After a 90-minute wait period had passed, the Guardsmen grabbed their equipment and moved back into the city. There, they went from building to building and located the labs, collected evidence, and brought the samples back to their mobile lab.
“We performed a site characterization of the laboratories with a request that we perform sampling missions to gather any of those materials so that scientific agencies can analyze them and determine what we’re dealing with,” Buck explained.
After the exercise finished, the team gathered in a room and conducted an after-action-review of their evaluation. There, the graders reviewed with the teams their performance and whether or not they rated as being trained and ready to perform their real-world missions.
“Our team did great,” said Buck. “We were able to go in with the mission goals and achieve that goal according to our processes, checklists and guidelines and meet the needs of the incident commander. As a citizen soldier in the Alaska National Guard, we do provide that capability to the protection for or the identification of clandestine labs so that the population can be safe if the need should ever arise.”

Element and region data

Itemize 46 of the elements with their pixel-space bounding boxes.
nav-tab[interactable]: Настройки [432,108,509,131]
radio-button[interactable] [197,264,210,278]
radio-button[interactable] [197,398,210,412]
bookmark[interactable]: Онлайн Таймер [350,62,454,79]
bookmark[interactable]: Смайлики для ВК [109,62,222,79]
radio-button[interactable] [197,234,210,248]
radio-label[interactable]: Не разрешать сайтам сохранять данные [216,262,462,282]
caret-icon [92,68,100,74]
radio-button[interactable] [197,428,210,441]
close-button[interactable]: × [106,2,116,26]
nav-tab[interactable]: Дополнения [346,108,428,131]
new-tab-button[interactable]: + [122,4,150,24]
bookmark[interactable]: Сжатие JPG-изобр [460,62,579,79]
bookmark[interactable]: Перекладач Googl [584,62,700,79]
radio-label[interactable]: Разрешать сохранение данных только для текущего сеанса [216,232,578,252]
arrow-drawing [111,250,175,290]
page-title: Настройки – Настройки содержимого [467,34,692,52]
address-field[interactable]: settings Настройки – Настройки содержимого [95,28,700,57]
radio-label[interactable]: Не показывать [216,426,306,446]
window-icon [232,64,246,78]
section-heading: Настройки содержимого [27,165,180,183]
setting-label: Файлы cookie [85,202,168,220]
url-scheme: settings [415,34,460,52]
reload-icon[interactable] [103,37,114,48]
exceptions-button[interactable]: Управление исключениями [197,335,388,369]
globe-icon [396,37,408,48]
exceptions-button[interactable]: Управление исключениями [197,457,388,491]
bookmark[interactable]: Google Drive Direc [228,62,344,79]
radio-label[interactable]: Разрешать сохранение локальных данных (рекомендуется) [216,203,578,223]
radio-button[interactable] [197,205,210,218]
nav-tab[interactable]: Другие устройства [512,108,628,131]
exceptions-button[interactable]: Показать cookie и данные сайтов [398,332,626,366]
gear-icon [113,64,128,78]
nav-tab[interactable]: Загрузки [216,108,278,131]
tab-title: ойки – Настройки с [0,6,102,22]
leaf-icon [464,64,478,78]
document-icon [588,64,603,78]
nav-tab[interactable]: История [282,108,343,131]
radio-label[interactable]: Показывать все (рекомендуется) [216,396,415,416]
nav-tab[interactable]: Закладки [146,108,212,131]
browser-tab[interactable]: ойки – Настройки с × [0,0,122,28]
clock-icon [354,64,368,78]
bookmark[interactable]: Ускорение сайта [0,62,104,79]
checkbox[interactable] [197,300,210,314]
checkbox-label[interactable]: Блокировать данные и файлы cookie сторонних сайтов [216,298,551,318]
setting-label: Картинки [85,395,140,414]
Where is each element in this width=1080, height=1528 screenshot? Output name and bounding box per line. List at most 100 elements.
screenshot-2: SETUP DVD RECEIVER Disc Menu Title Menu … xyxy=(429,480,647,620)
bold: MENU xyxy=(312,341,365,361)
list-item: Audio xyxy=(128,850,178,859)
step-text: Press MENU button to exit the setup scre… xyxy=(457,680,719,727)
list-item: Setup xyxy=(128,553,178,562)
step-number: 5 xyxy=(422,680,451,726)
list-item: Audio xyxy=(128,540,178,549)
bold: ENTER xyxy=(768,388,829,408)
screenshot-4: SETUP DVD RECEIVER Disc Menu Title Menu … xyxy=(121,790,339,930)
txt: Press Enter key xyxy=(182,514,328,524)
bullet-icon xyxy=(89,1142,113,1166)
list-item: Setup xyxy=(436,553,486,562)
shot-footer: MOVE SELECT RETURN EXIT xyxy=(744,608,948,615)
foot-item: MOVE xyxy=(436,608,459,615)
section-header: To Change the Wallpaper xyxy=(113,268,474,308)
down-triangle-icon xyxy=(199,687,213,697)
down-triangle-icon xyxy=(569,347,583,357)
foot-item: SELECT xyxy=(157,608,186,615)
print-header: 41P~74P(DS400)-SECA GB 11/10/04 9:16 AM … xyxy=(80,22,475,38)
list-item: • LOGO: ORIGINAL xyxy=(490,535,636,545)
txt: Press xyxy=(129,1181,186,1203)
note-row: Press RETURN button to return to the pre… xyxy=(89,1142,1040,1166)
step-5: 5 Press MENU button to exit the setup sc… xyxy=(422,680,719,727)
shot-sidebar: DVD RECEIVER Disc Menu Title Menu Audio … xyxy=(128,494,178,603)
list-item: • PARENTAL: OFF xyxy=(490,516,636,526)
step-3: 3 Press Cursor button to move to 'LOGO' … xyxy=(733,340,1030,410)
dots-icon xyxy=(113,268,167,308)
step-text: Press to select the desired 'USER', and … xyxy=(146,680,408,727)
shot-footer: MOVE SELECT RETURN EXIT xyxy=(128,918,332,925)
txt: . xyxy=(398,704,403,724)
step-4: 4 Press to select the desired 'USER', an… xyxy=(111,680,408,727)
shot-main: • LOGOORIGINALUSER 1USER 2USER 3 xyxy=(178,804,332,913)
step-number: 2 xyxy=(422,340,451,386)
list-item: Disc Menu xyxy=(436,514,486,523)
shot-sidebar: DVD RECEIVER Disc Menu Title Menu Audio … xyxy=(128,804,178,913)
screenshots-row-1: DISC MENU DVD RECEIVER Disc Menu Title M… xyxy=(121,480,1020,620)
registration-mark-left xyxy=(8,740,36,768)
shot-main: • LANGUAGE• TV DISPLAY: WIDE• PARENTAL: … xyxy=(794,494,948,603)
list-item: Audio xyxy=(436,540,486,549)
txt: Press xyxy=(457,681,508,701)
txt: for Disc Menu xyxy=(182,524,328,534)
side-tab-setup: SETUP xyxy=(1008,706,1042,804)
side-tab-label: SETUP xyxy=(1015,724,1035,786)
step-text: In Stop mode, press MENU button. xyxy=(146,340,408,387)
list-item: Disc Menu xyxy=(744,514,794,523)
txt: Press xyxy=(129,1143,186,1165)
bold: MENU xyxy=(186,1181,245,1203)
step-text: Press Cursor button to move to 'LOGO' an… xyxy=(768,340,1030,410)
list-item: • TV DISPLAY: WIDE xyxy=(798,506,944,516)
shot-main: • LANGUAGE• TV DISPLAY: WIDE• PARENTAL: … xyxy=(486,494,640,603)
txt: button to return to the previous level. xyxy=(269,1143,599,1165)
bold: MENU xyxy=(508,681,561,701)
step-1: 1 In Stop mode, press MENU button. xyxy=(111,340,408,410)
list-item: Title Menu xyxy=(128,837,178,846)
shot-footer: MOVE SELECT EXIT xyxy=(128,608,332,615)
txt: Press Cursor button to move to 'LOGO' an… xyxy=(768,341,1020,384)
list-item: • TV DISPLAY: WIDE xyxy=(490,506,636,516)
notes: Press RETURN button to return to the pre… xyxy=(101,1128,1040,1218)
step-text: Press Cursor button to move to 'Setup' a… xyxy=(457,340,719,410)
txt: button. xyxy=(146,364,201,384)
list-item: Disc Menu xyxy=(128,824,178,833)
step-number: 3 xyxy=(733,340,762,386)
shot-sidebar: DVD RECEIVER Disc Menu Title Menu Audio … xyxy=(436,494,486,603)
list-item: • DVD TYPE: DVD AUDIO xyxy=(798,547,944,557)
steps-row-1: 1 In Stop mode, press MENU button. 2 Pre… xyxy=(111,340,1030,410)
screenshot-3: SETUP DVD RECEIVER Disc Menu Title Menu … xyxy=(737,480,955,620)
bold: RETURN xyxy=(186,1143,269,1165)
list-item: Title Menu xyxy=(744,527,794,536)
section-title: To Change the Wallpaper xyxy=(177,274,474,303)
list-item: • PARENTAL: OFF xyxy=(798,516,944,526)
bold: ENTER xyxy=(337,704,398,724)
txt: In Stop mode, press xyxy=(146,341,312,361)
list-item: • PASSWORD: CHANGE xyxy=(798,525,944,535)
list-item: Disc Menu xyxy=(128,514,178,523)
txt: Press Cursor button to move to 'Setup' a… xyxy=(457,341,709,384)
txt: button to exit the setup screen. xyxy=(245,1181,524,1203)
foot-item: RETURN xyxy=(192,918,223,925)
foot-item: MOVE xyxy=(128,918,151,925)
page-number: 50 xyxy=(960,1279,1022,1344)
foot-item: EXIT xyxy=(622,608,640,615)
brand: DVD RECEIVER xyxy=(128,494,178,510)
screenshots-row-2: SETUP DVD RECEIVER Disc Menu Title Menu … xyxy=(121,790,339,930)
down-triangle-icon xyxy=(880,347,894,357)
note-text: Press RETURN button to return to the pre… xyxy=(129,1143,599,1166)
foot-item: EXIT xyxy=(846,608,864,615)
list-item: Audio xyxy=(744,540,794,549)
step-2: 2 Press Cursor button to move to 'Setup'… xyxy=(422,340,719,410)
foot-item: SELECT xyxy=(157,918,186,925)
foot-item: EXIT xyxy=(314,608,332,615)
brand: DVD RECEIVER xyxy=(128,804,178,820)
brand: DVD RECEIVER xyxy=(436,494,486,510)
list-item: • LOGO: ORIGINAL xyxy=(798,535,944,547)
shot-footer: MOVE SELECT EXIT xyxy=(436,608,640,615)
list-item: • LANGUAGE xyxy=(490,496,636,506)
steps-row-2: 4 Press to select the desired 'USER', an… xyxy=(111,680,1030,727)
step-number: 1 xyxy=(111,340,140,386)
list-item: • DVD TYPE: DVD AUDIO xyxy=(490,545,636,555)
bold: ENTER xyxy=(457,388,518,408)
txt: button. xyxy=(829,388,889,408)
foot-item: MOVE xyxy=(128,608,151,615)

• [Request 1]: In the text about the National Guard exercise, how long was the wait period before the Guardsmen moved back into the city?
• [Request 2]: Reproduce the part of the National Guard exercise text from "After a 90-minute" up to and including "their mobile lab.".
• [Request 3]: Continue the text about the National Guard lab-sampling exercise from where it ends.

• [Expected output 1]: 90 minutes.

• [Expected output 2]:
After a 90-minute wait period had passed, the Guardsmen grabbed their equipment and moved back into the city. There, they went from building to building and located the labs, collected evidence, and brought the samples back to their mobile lab.

• [Expected output 3]:
The training between the two evaluations paid off. The graders rated the unit with a 100-percent pass rate in all of their functional areas, a vast improvement over the previous evaluation four months before.
“It was a pretty significant achievement to get certified as trained in 12 of 12 functional areas after the amount of turnover we had and with experience issues,” said Don. “What this means for us is that we’re certified to respond within the state and also participate in the national response cycle in the country. For us, more than anything else, it gives us a baseline to determine what we need to do to maintain our training proficiency throughout the year.”
This evaluation, according to Don, certifies the unit to respond to state and national level incidents until their next recertification in 18 months.